§ Requirement:
Retype the data that follows line by line, exactly, and leave its pictures out.

§ Source material:
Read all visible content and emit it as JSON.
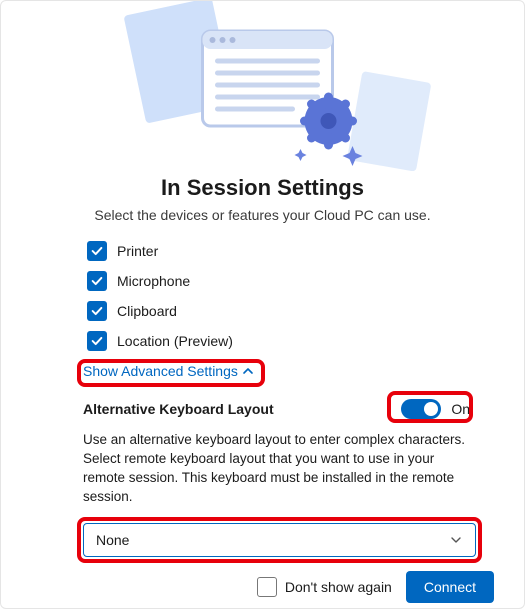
{
  "title": "In Session Settings",
  "subtitle": "Select the devices or features your Cloud PC can use.",
  "devices": {
    "printer": "Printer",
    "microphone": "Microphone",
    "clipboard": "Clipboard",
    "location": "Location (Preview)"
  },
  "advanced_link": "Show Advanced Settings",
  "alt_kb": {
    "label": "Alternative Keyboard Layout",
    "toggle_state": "On",
    "description": "Use an alternative keyboard layout to enter complex characters. Select remote keyboard layout that you want to use in your remote session. This keyboard must be installed in the remote session.",
    "selected": "None"
  },
  "footer": {
    "dont_show": "Don't show again",
    "connect": "Connect"
  }
}
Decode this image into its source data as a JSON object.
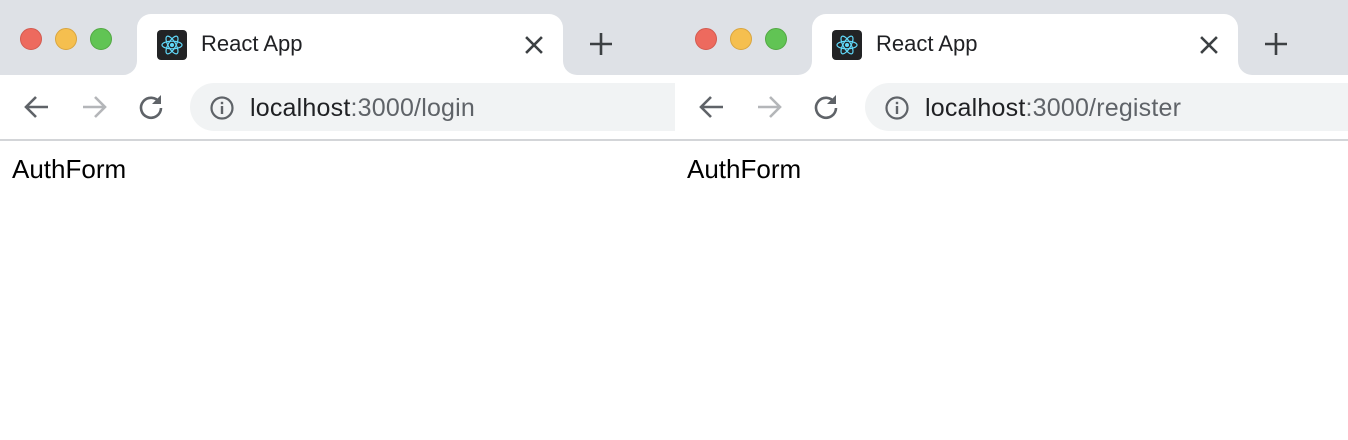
{
  "windows": [
    {
      "tab": {
        "title": "React App",
        "favicon": "react-logo-icon"
      },
      "address": {
        "host": "localhost",
        "path": ":3000/login"
      },
      "page": {
        "text": "AuthForm"
      }
    },
    {
      "tab": {
        "title": "React App",
        "favicon": "react-logo-icon"
      },
      "address": {
        "host": "localhost",
        "path": ":3000/register"
      },
      "page": {
        "text": "AuthForm"
      }
    }
  ],
  "icons": {
    "close": "close-icon",
    "new_tab": "plus-icon",
    "back": "arrow-left-icon",
    "forward": "arrow-right-icon",
    "reload": "reload-icon",
    "site_info": "info-icon"
  },
  "colors": {
    "tabstrip": "#dee1e6",
    "omnibox": "#f1f3f4",
    "close_traffic": "#ed6a5e",
    "minimize_traffic": "#f5bf4f",
    "zoom_traffic": "#61c454",
    "react_blue": "#61dafb"
  }
}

§ Result of this task:
Read all visible content and emit it as JSON.
{
  "title": "In Session Settings",
  "subtitle": "Select the devices or features your Cloud PC can use.",
  "devices": {
    "printer": "Printer",
    "microphone": "Microphone",
    "clipboard": "Clipboard",
    "location": "Location (Preview)"
  },
  "advanced_link": "Show Advanced Settings",
  "alt_kb": {
    "label": "Alternative Keyboard Layout",
    "toggle_state": "On",
    "description": "Use an alternative keyboard layout to enter complex characters. Select remote keyboard layout that you want to use in your remote session. This keyboard must be installed in the remote session.",
    "selected": "None"
  },
  "footer": {
    "dont_show": "Don't show again",
    "connect": "Connect"
  }
}
Decode this image into its source data as a JSON object.
{
  "windows": [
    {
      "tab": {
        "title": "React App",
        "favicon": "react-logo-icon"
      },
      "address": {
        "host": "localhost",
        "path": ":3000/login"
      },
      "page": {
        "text": "AuthForm"
      }
    },
    {
      "tab": {
        "title": "React App",
        "favicon": "react-logo-icon"
      },
      "address": {
        "host": "localhost",
        "path": ":3000/register"
      },
      "page": {
        "text": "AuthForm"
      }
    }
  ],
  "icons": {
    "close": "close-icon",
    "new_tab": "plus-icon",
    "back": "arrow-left-icon",
    "forward": "arrow-right-icon",
    "reload": "reload-icon",
    "site_info": "info-icon"
  },
  "colors": {
    "tabstrip": "#dee1e6",
    "omnibox": "#f1f3f4",
    "close_traffic": "#ed6a5e",
    "minimize_traffic": "#f5bf4f",
    "zoom_traffic": "#61c454",
    "react_blue": "#61dafb"
  }
}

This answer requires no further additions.